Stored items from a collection

========================================

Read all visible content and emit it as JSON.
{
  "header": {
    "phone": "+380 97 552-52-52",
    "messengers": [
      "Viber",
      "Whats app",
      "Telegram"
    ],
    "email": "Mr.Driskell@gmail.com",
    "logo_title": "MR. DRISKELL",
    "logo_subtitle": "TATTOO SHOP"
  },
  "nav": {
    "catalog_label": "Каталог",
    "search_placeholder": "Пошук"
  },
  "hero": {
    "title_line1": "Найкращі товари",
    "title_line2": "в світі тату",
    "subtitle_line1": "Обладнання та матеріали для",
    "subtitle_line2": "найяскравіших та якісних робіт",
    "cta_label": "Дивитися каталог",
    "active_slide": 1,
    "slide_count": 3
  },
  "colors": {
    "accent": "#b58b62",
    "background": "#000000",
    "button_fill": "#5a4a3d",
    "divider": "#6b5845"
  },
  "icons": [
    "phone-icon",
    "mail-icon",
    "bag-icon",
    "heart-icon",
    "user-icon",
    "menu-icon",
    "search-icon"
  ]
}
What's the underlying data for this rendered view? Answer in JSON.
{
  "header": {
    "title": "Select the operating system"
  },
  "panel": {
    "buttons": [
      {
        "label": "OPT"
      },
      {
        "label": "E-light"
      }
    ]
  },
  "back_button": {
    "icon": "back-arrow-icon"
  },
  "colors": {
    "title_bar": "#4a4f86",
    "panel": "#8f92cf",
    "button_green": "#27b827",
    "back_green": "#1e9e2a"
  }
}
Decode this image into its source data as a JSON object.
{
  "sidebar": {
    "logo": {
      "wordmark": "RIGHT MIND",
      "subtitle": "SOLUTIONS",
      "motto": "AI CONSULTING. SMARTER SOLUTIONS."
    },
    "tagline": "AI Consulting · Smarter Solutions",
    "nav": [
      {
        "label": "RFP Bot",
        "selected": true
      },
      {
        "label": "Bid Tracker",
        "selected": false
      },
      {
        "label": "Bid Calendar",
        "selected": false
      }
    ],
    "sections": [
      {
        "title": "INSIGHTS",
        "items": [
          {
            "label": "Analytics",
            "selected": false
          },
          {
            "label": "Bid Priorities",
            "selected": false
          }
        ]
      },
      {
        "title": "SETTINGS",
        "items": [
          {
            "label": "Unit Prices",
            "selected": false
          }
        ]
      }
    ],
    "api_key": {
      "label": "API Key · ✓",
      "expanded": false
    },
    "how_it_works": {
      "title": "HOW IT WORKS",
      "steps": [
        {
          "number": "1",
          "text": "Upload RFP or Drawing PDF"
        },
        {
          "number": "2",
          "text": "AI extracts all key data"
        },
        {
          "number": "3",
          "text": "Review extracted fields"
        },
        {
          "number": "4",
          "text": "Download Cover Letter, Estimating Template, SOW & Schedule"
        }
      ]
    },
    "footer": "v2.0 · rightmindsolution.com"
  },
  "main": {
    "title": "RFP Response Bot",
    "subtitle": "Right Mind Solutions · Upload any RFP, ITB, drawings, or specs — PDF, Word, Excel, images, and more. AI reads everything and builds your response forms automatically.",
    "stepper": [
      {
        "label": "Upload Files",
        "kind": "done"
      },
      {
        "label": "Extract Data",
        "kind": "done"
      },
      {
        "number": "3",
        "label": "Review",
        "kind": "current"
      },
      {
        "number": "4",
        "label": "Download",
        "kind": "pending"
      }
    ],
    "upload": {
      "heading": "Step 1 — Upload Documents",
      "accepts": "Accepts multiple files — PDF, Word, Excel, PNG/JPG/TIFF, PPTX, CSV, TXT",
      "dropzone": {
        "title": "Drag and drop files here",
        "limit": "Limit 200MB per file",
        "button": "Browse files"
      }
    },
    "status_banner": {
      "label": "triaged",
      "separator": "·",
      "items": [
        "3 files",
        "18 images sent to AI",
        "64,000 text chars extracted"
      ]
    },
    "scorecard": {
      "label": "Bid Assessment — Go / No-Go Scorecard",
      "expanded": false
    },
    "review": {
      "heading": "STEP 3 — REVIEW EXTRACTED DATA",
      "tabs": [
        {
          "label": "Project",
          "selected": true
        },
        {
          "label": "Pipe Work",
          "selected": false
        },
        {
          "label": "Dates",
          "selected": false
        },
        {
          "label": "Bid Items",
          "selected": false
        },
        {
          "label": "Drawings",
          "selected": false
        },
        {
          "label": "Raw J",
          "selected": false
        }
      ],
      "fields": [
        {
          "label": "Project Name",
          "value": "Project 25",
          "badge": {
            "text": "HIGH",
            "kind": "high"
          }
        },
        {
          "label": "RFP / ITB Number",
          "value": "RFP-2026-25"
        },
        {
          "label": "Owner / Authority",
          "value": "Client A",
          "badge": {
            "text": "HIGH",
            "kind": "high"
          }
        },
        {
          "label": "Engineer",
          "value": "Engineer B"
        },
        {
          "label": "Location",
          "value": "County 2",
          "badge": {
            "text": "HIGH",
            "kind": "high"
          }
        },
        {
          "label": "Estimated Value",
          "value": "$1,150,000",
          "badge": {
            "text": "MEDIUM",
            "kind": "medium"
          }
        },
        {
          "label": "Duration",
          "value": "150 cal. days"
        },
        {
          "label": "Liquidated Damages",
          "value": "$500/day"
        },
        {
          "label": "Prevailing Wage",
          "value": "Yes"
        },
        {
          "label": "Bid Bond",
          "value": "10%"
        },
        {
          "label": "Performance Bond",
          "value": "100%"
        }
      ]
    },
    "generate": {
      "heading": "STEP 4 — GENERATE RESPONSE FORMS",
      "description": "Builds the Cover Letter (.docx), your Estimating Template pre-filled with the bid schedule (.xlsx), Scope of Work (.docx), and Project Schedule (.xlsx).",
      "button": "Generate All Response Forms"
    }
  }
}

========================================

Objective -
Set out the complete listing exactly as shown.

Exercise solution -
Read all visible content and emit it as JSON.
{
  "header": {
    "phone": "+380 97 552-52-52",
    "messengers": [
      "Viber",
      "Whats app",
      "Telegram"
    ],
    "email": "Mr.Driskell@gmail.com",
    "logo_title": "MR. DRISKELL",
    "logo_subtitle": "TATTOO SHOP"
  },
  "nav": {
    "catalog_label": "Каталог",
    "search_placeholder": "Пошук"
  },
  "hero": {
    "title_line1": "Найкращі товари",
    "title_line2": "в світі тату",
    "subtitle_line1": "Обладнання та матеріали для",
    "subtitle_line2": "найяскравіших та якісних робіт",
    "cta_label": "Дивитися каталог",
    "active_slide": 1,
    "slide_count": 3
  },
  "colors": {
    "accent": "#b58b62",
    "background": "#000000",
    "button_fill": "#5a4a3d",
    "divider": "#6b5845"
  },
  "icons": [
    "phone-icon",
    "mail-icon",
    "bag-icon",
    "heart-icon",
    "user-icon",
    "menu-icon",
    "search-icon"
  ]
}
What's the underlying data for this rendered view? Answer in JSON.
{
  "header": {
    "title": "Select the operating system"
  },
  "panel": {
    "buttons": [
      {
        "label": "OPT"
      },
      {
        "label": "E-light"
      }
    ]
  },
  "back_button": {
    "icon": "back-arrow-icon"
  },
  "colors": {
    "title_bar": "#4a4f86",
    "panel": "#8f92cf",
    "button_green": "#27b827",
    "back_green": "#1e9e2a"
  }
}
Decode this image into its source data as a JSON object.
{
  "sidebar": {
    "logo": {
      "wordmark": "RIGHT MIND",
      "subtitle": "SOLUTIONS",
      "motto": "AI CONSULTING. SMARTER SOLUTIONS."
    },
    "tagline": "AI Consulting · Smarter Solutions",
    "nav": [
      {
        "label": "RFP Bot",
        "selected": true
      },
      {
        "label": "Bid Tracker",
        "selected": false
      },
      {
        "label": "Bid Calendar",
        "selected": false
      }
    ],
    "sections": [
      {
        "title": "INSIGHTS",
        "items": [
          {
            "label": "Analytics",
            "selected": false
          },
          {
            "label": "Bid Priorities",
            "selected": false
          }
        ]
      },
      {
        "title": "SETTINGS",
        "items": [
          {
            "label": "Unit Prices",
            "selected": false
          }
        ]
      }
    ],
    "api_key": {
      "label": "API Key · ✓",
      "expanded": false
    },
    "how_it_works": {
      "title": "HOW IT WORKS",
      "steps": [
        {
          "number": "1",
          "text": "Upload RFP or Drawing PDF"
        },
        {
          "number": "2",
          "text": "AI extracts all key data"
        },
        {
          "number": "3",
          "text": "Review extracted fields"
        },
        {
          "number": "4",
          "text": "Download Cover Letter, Estimating Template, SOW & Schedule"
        }
      ]
    },
    "footer": "v2.0 · rightmindsolution.com"
  },
  "main": {
    "title": "RFP Response Bot",
    "subtitle": "Right Mind Solutions · Upload any RFP, ITB, drawings, or specs — PDF, Word, Excel, images, and more. AI reads everything and builds your response forms automatically.",
    "stepper": [
      {
        "label": "Upload Files",
        "kind": "done"
      },
      {
        "label": "Extract Data",
        "kind": "done"
      },
      {
        "number": "3",
        "label": "Review",
        "kind": "current"
      },
      {
        "number": "4",
        "label": "Download",
        "kind": "pending"
      }
    ],
    "upload": {
      "heading": "Step 1 — Upload Documents",
      "accepts": "Accepts multiple files — PDF, Word, Excel, PNG/JPG/TIFF, PPTX, CSV, TXT",
      "dropzone": {
        "title": "Drag and drop files here",
        "limit": "Limit 200MB per file",
        "button": "Browse files"
      }
    },
    "status_banner": {
      "label": "triaged",
      "separator": "·",
      "items": [
        "3 files",
        "18 images sent to AI",
        "64,000 text chars extracted"
      ]
    },
    "scorecard": {
      "label": "Bid Assessment — Go / No-Go Scorecard",
      "expanded": false
    },
    "review": {
      "heading": "STEP 3 — REVIEW EXTRACTED DATA",
      "tabs": [
        {
          "label": "Project",
          "selected": true
        },
        {
          "label": "Pipe Work",
          "selected": false
        },
        {
          "label": "Dates",
          "selected": false
        },
        {
          "label": "Bid Items",
          "selected": false
        },
        {
          "label": "Drawings",
          "selected": false
        },
        {
          "label": "Raw J",
          "selected": false
        }
      ],
      "fields": [
        {
          "label": "Project Name",
          "value": "Project 25",
          "badge": {
            "text": "HIGH",
            "kind": "high"
          }
        },
        {
          "label": "RFP / ITB Number",
          "value": "RFP-2026-25"
        },
        {
          "label": "Owner / Authority",
          "value": "Client A",
          "badge": {
            "text": "HIGH",
            "kind": "high"
          }
        },
        {
          "label": "Engineer",
          "value": "Engineer B"
        },
        {
          "label": "Location",
          "value": "County 2",
          "badge": {
            "text": "HIGH",
            "kind": "high"
          }
        },
        {
          "label": "Estimated Value",
          "value": "$1,150,000",
          "badge": {
            "text": "MEDIUM",
            "kind": "medium"
          }
        },
        {
          "label": "Duration",
          "value": "150 cal. days"
        },
        {
          "label": "Liquidated Damages",
          "value": "$500/day"
        },
        {
          "label": "Prevailing Wage",
          "value": "Yes"
        },
        {
          "label": "Bid Bond",
          "value": "10%"
        },
        {
          "label": "Performance Bond",
          "value": "100%"
        }
      ]
    },
    "generate": {
      "heading": "STEP 4 — GENERATE RESPONSE FORMS",
      "description": "Builds the Cover Letter (.docx), your Estimating Template pre-filled with the bid schedule (.xlsx), Scope of Work (.docx), and Project Schedule (.xlsx).",
      "button": "Generate All Response Forms"
    }
  }
}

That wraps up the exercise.